** Data provided **
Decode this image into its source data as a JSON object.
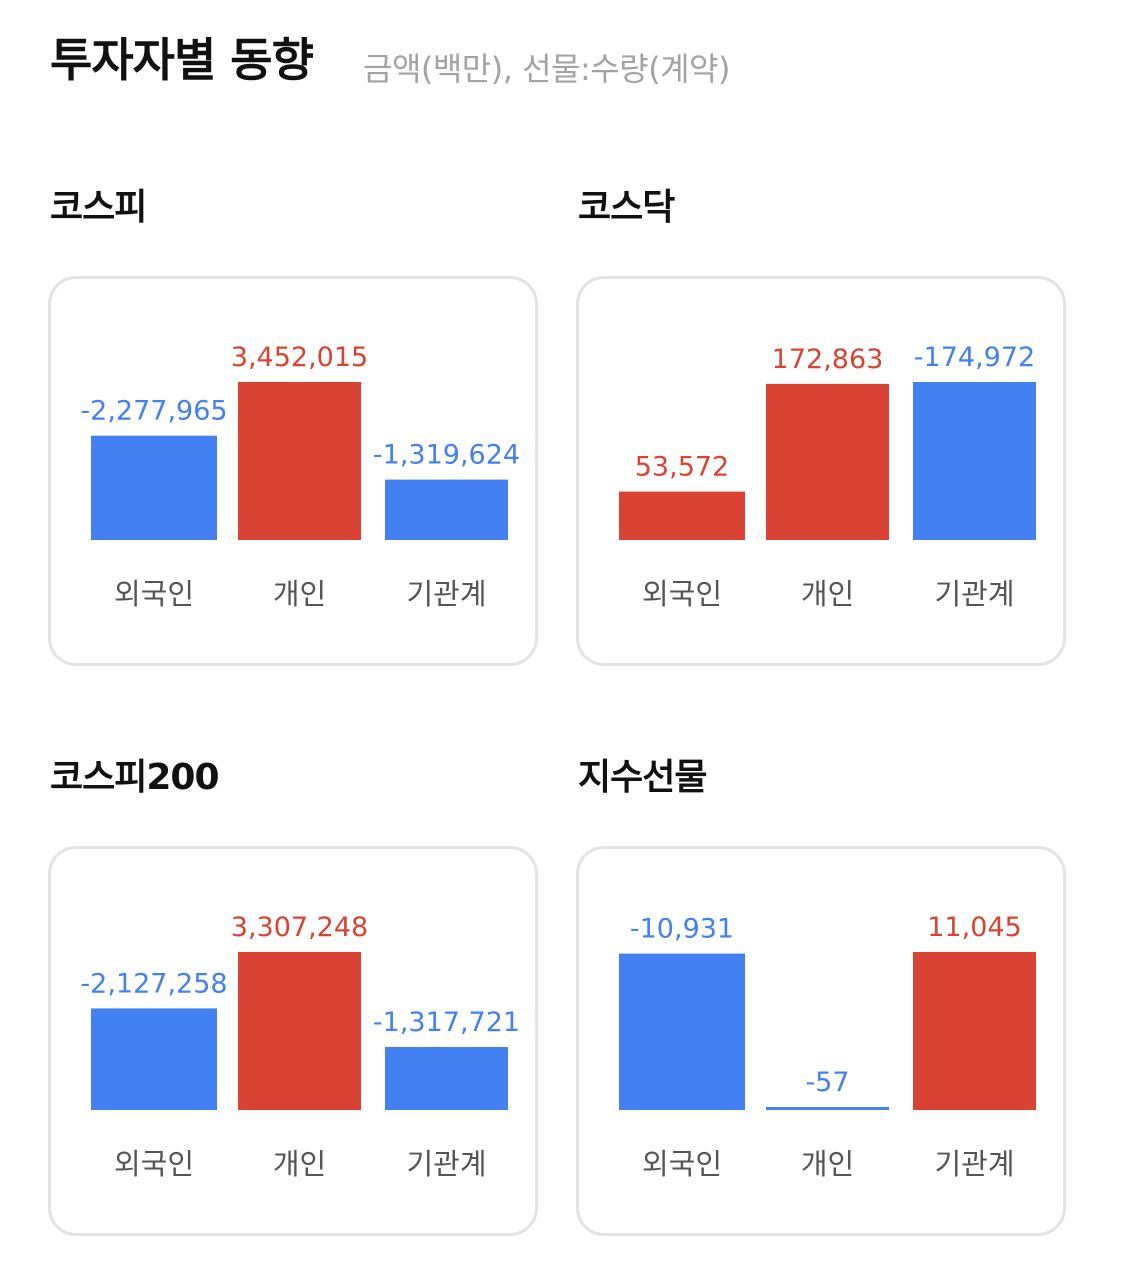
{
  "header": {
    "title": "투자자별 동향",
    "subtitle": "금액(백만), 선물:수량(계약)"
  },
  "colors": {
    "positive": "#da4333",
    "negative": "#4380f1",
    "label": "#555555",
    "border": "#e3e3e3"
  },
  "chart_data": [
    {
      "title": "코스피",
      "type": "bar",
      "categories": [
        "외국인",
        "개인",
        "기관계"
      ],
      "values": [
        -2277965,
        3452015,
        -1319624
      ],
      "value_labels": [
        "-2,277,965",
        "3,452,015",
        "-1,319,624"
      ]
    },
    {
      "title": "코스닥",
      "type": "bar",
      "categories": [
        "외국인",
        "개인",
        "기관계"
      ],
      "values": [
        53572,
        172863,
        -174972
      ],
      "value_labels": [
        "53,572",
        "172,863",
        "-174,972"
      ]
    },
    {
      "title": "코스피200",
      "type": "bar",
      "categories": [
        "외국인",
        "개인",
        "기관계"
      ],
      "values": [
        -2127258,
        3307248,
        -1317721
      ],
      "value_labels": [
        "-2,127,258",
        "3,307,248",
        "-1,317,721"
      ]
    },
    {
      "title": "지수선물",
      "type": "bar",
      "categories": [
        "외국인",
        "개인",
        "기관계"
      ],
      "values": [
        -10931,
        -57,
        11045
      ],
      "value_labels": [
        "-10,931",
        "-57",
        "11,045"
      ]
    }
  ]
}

** Problem requirements **
Write out the records above exactly as they stand, leaving out every picture.

** Response below **
Decode this image into its source data as a JSON object.
{
  "header": {
    "title": "투자자별 동향",
    "subtitle": "금액(백만), 선물:수량(계약)"
  },
  "colors": {
    "positive": "#da4333",
    "negative": "#4380f1",
    "label": "#555555",
    "border": "#e3e3e3"
  },
  "chart_data": [
    {
      "title": "코스피",
      "type": "bar",
      "categories": [
        "외국인",
        "개인",
        "기관계"
      ],
      "values": [
        -2277965,
        3452015,
        -1319624
      ],
      "value_labels": [
        "-2,277,965",
        "3,452,015",
        "-1,319,624"
      ]
    },
    {
      "title": "코스닥",
      "type": "bar",
      "categories": [
        "외국인",
        "개인",
        "기관계"
      ],
      "values": [
        53572,
        172863,
        -174972
      ],
      "value_labels": [
        "53,572",
        "172,863",
        "-174,972"
      ]
    },
    {
      "title": "코스피200",
      "type": "bar",
      "categories": [
        "외국인",
        "개인",
        "기관계"
      ],
      "values": [
        -2127258,
        3307248,
        -1317721
      ],
      "value_labels": [
        "-2,127,258",
        "3,307,248",
        "-1,317,721"
      ]
    },
    {
      "title": "지수선물",
      "type": "bar",
      "categories": [
        "외국인",
        "개인",
        "기관계"
      ],
      "values": [
        -10931,
        -57,
        11045
      ],
      "value_labels": [
        "-10,931",
        "-57",
        "11,045"
      ]
    }
  ]
}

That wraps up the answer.